> _PROVIDED DATA_

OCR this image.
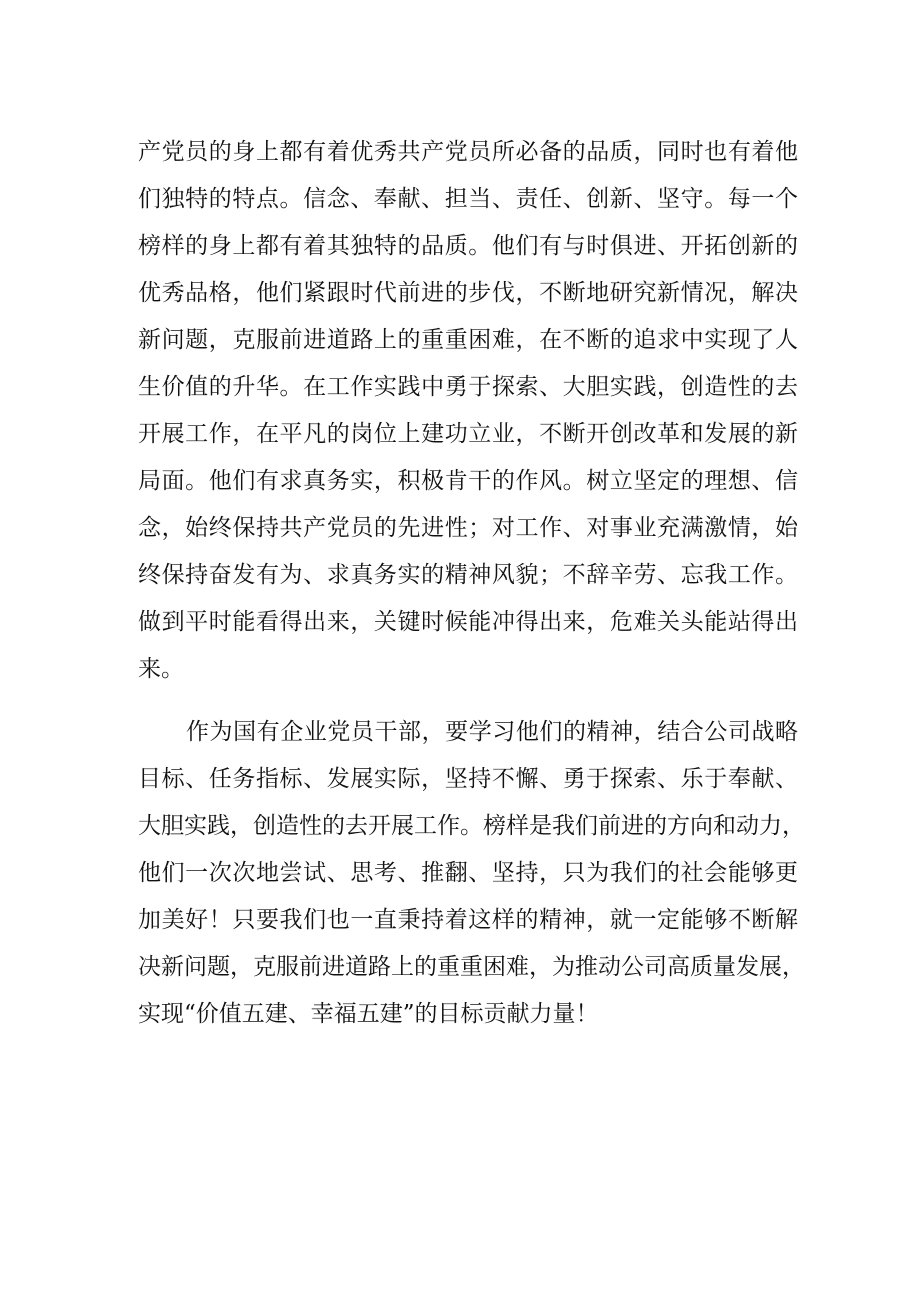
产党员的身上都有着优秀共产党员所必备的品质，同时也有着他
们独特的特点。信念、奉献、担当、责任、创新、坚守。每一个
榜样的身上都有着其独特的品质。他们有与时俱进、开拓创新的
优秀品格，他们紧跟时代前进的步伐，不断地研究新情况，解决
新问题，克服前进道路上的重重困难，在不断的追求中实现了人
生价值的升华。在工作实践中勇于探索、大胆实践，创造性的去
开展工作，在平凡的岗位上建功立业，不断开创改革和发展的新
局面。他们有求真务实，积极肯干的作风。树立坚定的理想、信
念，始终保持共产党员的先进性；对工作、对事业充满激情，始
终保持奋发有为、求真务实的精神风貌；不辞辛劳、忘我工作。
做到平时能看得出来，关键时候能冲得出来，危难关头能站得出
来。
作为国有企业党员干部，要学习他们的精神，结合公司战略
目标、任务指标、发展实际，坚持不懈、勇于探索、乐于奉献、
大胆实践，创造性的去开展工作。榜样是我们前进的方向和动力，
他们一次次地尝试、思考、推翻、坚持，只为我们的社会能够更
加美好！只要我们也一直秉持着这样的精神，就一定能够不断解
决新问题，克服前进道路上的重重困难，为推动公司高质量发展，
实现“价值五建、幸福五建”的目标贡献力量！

> _BRIEF_
From the listing above, copy all lines holding the word "克服前进道路上的重重困难".

> _ANSWER TO THIS EXERCISE_
新问题，克服前进道路上的重重困难，在不断的追求中实现了人
决新问题，克服前进道路上的重重困难，为推动公司高质量发展，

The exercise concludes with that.